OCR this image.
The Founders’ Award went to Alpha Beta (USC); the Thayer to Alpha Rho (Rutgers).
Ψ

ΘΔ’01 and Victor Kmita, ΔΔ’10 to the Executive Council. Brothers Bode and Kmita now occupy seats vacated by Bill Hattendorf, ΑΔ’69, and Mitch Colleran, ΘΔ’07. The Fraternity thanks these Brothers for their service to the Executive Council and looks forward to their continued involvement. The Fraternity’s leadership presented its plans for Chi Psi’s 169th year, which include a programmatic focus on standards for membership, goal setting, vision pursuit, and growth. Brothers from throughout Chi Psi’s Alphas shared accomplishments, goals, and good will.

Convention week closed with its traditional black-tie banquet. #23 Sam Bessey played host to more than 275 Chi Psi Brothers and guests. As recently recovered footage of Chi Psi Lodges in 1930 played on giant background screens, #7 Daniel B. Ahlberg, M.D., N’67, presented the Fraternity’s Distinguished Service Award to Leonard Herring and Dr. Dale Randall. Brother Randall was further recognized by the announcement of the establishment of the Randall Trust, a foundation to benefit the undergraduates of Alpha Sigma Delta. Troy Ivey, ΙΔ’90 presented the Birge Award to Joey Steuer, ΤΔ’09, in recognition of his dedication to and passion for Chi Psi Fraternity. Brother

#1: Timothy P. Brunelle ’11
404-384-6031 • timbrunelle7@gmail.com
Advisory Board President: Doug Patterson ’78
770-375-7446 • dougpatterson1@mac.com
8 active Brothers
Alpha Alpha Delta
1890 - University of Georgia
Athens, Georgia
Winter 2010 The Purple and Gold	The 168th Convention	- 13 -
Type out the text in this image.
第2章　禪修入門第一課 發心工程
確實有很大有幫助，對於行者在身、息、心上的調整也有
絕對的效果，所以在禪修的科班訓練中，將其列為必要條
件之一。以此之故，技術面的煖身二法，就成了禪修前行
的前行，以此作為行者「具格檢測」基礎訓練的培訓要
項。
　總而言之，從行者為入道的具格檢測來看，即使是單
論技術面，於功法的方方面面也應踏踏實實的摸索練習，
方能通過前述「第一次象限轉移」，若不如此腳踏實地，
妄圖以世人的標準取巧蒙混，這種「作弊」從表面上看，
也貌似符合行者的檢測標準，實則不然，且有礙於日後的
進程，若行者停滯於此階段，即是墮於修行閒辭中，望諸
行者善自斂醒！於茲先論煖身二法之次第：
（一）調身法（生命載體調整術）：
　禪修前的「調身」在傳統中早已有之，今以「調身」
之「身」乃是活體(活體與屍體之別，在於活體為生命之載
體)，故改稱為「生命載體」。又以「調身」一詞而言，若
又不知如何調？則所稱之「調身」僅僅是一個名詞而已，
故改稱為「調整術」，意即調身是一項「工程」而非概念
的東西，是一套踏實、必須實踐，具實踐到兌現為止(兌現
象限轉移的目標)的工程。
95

Exercise requirements: Reproduce every record above exactly as it appears.

Answer to the task:
OCR this image.
The Founders’ Award went to Alpha Beta (USC); the Thayer to Alpha Rho (Rutgers).
Ψ

ΘΔ’01 and Victor Kmita, ΔΔ’10 to the Executive Council. Brothers Bode and Kmita now occupy seats vacated by Bill Hattendorf, ΑΔ’69, and Mitch Colleran, ΘΔ’07. The Fraternity thanks these Brothers for their service to the Executive Council and looks forward to their continued involvement. The Fraternity’s leadership presented its plans for Chi Psi’s 169th year, which include a programmatic focus on standards for membership, goal setting, vision pursuit, and growth. Brothers from throughout Chi Psi’s Alphas shared accomplishments, goals, and good will.

Convention week closed with its traditional black-tie banquet. #23 Sam Bessey played host to more than 275 Chi Psi Brothers and guests. As recently recovered footage of Chi Psi Lodges in 1930 played on giant background screens, #7 Daniel B. Ahlberg, M.D., N’67, presented the Fraternity’s Distinguished Service Award to Leonard Herring and Dr. Dale Randall. Brother Randall was further recognized by the announcement of the establishment of the Randall Trust, a foundation to benefit the undergraduates of Alpha Sigma Delta. Troy Ivey, ΙΔ’90 presented the Birge Award to Joey Steuer, ΤΔ’09, in recognition of his dedication to and passion for Chi Psi Fraternity. Brother

#1: Timothy P. Brunelle ’11
404-384-6031 • timbrunelle7@gmail.com
Advisory Board President: Doug Patterson ’78
770-375-7446 • dougpatterson1@mac.com
8 active Brothers
Alpha Alpha Delta
1890 - University of Georgia
Athens, Georgia
Winter 2010 The Purple and Gold	The 168th Convention	- 13 -
Type out the text in this image.
第2章　禪修入門第一課 發心工程
確實有很大有幫助，對於行者在身、息、心上的調整也有
絕對的效果，所以在禪修的科班訓練中，將其列為必要條
件之一。以此之故，技術面的煖身二法，就成了禪修前行
的前行，以此作為行者「具格檢測」基礎訓練的培訓要
項。
　總而言之，從行者為入道的具格檢測來看，即使是單
論技術面，於功法的方方面面也應踏踏實實的摸索練習，
方能通過前述「第一次象限轉移」，若不如此腳踏實地，
妄圖以世人的標準取巧蒙混，這種「作弊」從表面上看，
也貌似符合行者的檢測標準，實則不然，且有礙於日後的
進程，若行者停滯於此階段，即是墮於修行閒辭中，望諸
行者善自斂醒！於茲先論煖身二法之次第：
（一）調身法（生命載體調整術）：
　禪修前的「調身」在傳統中早已有之，今以「調身」
之「身」乃是活體(活體與屍體之別，在於活體為生命之載
體)，故改稱為「生命載體」。又以「調身」一詞而言，若
又不知如何調？則所稱之「調身」僅僅是一個名詞而已，
故改稱為「調整術」，意即調身是一項「工程」而非概念
的東西，是一套踏實、必須實踐，具實踐到兌現為止(兌現
象限轉移的目標)的工程。
95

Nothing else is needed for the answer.